*Given exercise*. Find every line below that contains the word "Moving" and copy it out.

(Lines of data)
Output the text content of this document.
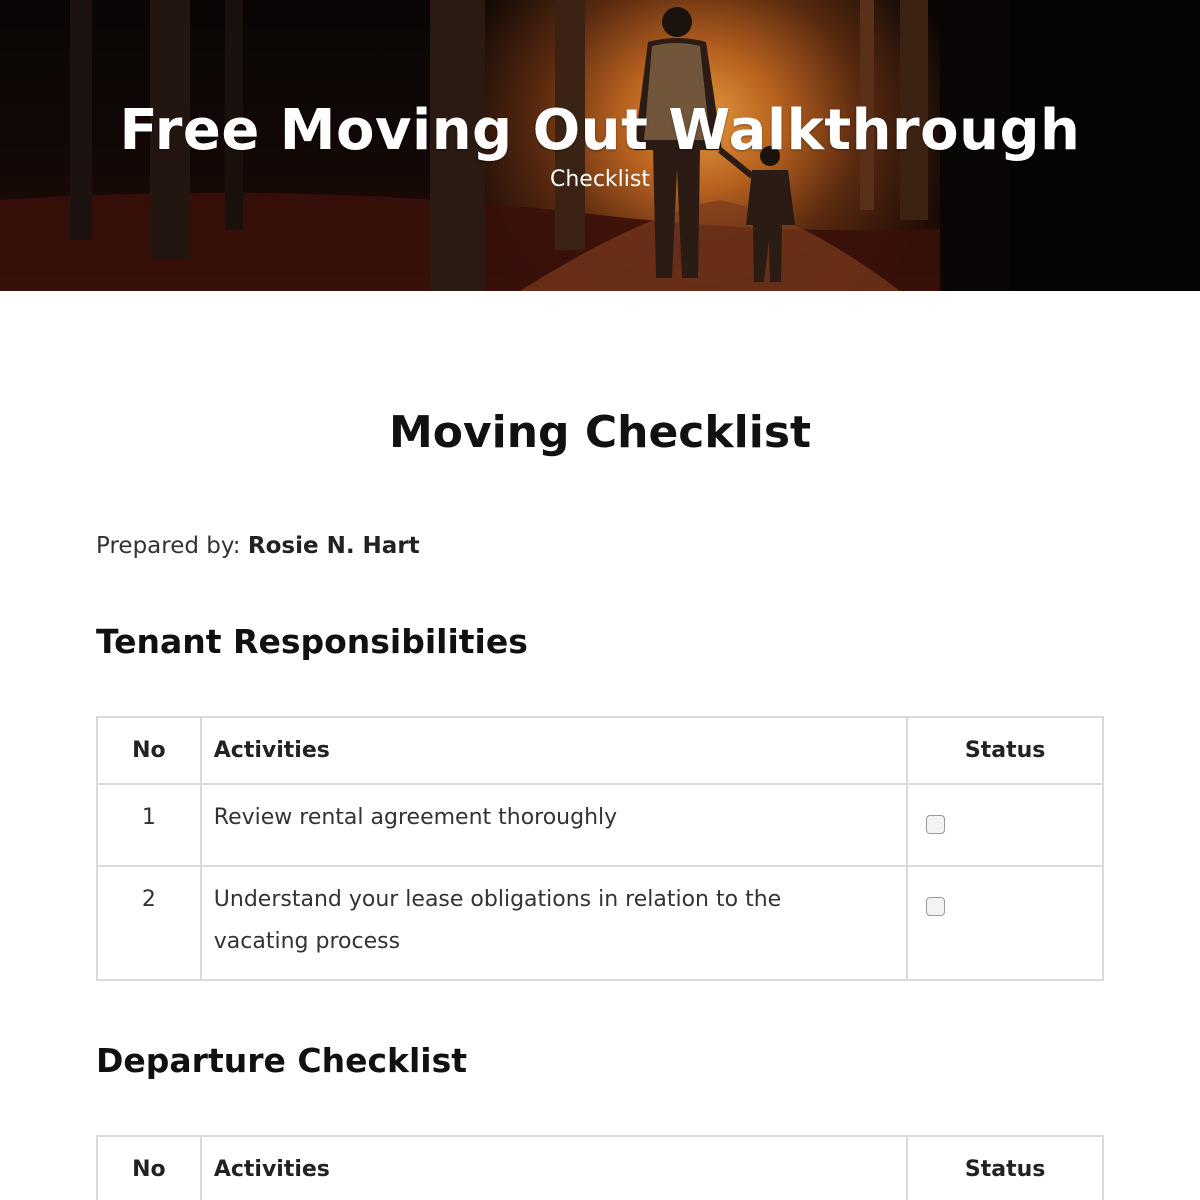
Free Moving Out Walkthrough
Checklist
Moving Checklist
Prepared by: Rosie N. Hart
Tenant Responsibilities
No	Activities	Status
1	Review rental agreement thoroughly	
2	Understand your lease obligations in relation to the vacating process	
Departure Checklist
No	Activities	Status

*Answer to this task*.
Free Moving Out Walkthrough
Moving Checklist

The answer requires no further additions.